* Begin Input rows *

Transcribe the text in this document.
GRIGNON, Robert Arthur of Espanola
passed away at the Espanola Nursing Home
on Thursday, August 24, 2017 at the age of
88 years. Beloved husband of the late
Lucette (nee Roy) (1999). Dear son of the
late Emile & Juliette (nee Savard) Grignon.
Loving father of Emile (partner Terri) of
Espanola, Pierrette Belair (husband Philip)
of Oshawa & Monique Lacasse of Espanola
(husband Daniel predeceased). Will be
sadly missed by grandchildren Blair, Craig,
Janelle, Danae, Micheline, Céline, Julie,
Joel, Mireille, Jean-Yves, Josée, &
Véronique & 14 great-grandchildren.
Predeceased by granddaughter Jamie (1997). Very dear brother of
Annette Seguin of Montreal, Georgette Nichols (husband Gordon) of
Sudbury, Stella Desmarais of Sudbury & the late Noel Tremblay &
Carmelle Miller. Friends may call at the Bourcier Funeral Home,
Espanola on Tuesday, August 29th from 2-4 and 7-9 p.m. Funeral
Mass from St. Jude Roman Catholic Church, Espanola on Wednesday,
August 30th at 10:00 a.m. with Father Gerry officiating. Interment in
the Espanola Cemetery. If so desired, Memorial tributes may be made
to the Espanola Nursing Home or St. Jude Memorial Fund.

* End Input rows *

### Task statement
In the entries above, identify every line with the string "Funeral".

### Complete output
Carmelle Miller. Friends may call at the Bourcier Funeral Home,
Espanola on Tuesday, August 29th from 2-4 and 7-9 p.m. Funeral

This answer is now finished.